◆ GIVEN PROBLEM: Convert these lines into a JSON list of strings, one string per line, with blank lines left out. Leave the pictures out of the list.

[Collection entries]
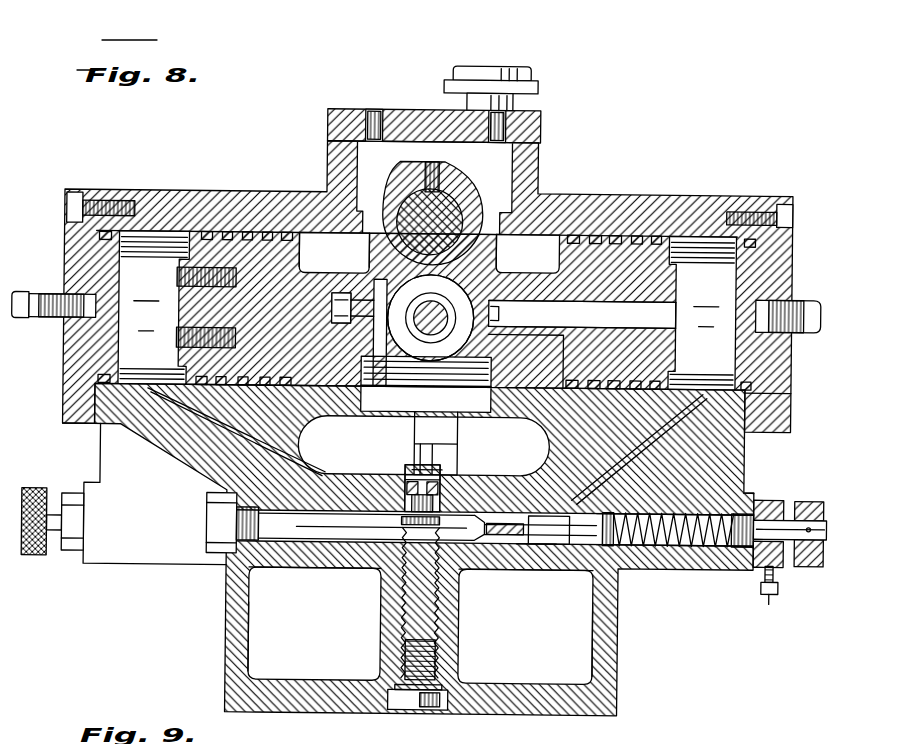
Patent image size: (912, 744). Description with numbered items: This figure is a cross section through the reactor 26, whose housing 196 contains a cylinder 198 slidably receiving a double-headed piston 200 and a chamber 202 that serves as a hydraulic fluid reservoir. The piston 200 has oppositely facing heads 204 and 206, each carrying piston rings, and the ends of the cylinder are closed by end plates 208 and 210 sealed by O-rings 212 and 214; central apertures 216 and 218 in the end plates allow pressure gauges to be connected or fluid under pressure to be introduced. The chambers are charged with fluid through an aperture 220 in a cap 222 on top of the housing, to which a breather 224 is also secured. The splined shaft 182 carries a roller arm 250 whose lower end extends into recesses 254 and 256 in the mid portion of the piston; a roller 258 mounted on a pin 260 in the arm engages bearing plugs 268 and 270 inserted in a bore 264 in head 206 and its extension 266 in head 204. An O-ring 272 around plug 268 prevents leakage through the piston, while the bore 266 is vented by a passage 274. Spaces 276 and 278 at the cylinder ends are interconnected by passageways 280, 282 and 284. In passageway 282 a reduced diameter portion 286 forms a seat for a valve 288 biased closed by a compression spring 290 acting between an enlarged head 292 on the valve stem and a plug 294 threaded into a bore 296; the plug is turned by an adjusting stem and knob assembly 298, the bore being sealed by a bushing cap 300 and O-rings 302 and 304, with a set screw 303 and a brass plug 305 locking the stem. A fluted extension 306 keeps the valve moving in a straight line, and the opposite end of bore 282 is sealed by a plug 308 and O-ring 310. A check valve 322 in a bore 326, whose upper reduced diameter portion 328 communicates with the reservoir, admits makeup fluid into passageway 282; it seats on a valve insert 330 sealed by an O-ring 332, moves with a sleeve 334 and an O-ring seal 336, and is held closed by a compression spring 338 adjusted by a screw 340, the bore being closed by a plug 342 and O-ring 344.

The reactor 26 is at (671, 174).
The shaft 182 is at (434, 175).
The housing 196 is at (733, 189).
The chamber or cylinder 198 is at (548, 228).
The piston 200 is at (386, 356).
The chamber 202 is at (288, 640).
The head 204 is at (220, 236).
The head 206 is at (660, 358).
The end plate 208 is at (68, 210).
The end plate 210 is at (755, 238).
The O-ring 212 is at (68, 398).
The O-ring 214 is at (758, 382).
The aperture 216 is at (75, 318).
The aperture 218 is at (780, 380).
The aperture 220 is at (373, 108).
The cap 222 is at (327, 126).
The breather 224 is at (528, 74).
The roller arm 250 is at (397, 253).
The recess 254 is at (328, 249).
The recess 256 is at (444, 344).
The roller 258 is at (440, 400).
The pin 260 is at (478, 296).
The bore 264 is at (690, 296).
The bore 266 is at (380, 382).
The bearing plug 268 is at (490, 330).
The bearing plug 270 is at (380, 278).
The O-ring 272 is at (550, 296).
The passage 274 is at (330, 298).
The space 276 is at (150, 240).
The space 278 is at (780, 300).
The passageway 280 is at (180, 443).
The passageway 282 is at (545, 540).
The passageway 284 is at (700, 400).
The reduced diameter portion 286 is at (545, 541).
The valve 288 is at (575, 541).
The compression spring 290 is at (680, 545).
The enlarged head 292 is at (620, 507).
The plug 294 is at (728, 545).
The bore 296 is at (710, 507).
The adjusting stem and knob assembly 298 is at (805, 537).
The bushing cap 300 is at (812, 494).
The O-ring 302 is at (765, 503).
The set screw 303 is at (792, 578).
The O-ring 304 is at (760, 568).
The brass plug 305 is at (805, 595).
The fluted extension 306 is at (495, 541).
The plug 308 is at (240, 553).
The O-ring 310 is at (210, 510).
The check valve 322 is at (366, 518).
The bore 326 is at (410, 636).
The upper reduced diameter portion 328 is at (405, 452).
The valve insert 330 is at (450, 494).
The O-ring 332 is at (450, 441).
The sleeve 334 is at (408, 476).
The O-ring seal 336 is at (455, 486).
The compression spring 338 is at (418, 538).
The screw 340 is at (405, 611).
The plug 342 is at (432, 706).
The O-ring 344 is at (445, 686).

◆ FINISHED EXERCISE:
[
  "Patent image size: (912, 744). Description with numbered items: This figure is a cross section through the reactor 26, whose housing 196 contains a cylinder 198 slidably receiving a double-headed piston 200 and a chamber 202 that serves as a hydraulic fluid reservoir. The piston 200 has oppositely facing heads 204 and 206, each carrying piston rings, and the ends of the cylinder are closed by end plates 208 and 210 sealed by O-rings 212 and 214; central apertures 216 and 218 in the end plates allow pressure gauges to be connected or fluid under pressure to be introduced. The chambers are charged with fluid through an aperture 220 in a cap 222 on top of the housing, to which a breather 224 is also secured. The splined shaft 182 carries a roller arm 250 whose lower end extends into recesses 254 and 256 in the mid portion of the piston; a roller 258 mounted on a pin 260 in the arm engages bearing plugs 268 and 270 inserted in a bore 264 in head 206 and its extension 266 in head 204. An O-ring 272 around plug 268 prevents leakage through the piston, while the bore 266 is vented by a passage 274. Spaces 276 and 278 at the cylinder ends are interconnected by passageways 280, 282 and 284. In passageway 282 a reduced diameter portion 286 forms a seat for a valve 288 biased closed by a compression spring 290 acting between an enlarged head 292 on the valve stem and a plug 294 threaded into a bore 296; the plug is turned by an adjusting stem and knob assembly 298, the bore being sealed by a bushing cap 300 and O-rings 302 and 304, with a set screw 303 and a brass plug 305 locking the stem. A fluted extension 306 keeps the valve moving in a straight line, and the opposite end of bore 282 is sealed by a plug 308 and O-ring 310. A check valve 322 in a bore 326, whose upper reduced diameter portion 328 communicates with the reservoir, admits makeup fluid into passageway 282; it seats on a valve insert 330 sealed by an O-ring 332, moves with a sleeve 334 and an O-ring seal 336, and is held closed by a compression spring 338 adjusted by a screw 340, the bore being closed by a plug 342 and O-ring 344.",
  "The reactor 26 is at (671, 174).",
  "The shaft 182 is at (434, 175).",
  "The housing 196 is at (733, 189).",
  "The chamber or cylinder 198 is at (548, 228).",
  "The piston 200 is at (386, 356).",
  "The chamber 202 is at (288, 640).",
  "The head 204 is at (220, 236).",
  "The head 206 is at (660, 358).",
  "The end plate 208 is at (68, 210).",
  "The end plate 210 is at (755, 238).",
  "The O-ring 212 is at (68, 398).",
  "The O-ring 214 is at (758, 382).",
  "The aperture 216 is at (75, 318).",
  "The aperture 218 is at (780, 380).",
  "The aperture 220 is at (373, 108).",
  "The cap 222 is at (327, 126).",
  "The breather 224 is at (528, 74).",
  "The roller arm 250 is at (397, 253).",
  "The recess 254 is at (328, 249).",
  "The recess 256 is at (444, 344).",
  "The roller 258 is at (440, 400).",
  "The pin 260 is at (478, 296).",
  "The bore 264 is at (690, 296).",
  "The bore 266 is at (380, 382).",
  "The bearing plug 268 is at (490, 330).",
  "The bearing plug 270 is at (380, 278).",
  "The O-ring 272 is at (550, 296).",
  "The passage 274 is at (330, 298).",
  "The space 276 is at (150, 240).",
  "The space 278 is at (780, 300).",
  "The passageway 280 is at (180, 443).",
  "The passageway 282 is at (545, 540).",
  "The passageway 284 is at (700, 400).",
  "The reduced diameter portion 286 is at (545, 541).",
  "The valve 288 is at (575, 541).",
  "The compression spring 290 is at (680, 545).",
  "The enlarged head 292 is at (620, 507).",
  "The plug 294 is at (728, 545).",
  "The bore 296 is at (710, 507).",
  "The adjusting stem and knob assembly 298 is at (805, 537).",
  "The bushing cap 300 is at (812, 494).",
  "The O-ring 302 is at (765, 503).",
  "The set screw 303 is at (792, 578).",
  "The O-ring 304 is at (760, 568).",
  "The brass plug 305 is at (805, 595).",
  "The fluted extension 306 is at (495, 541).",
  "The plug 308 is at (240, 553).",
  "The O-ring 310 is at (210, 510).",
  "The check valve 322 is at (366, 518).",
  "The bore 326 is at (410, 636).",
  "The upper reduced diameter portion 328 is at (405, 452).",
  "The valve insert 330 is at (450, 494).",
  "The O-ring 332 is at (450, 441).",
  "The sleeve 334 is at (408, 476).",
  "The O-ring seal 336 is at (455, 486).",
  "The compression spring 338 is at (418, 538).",
  "The screw 340 is at (405, 611).",
  "The plug 342 is at (432, 706).",
  "The O-ring 344 is at (445, 686)."
]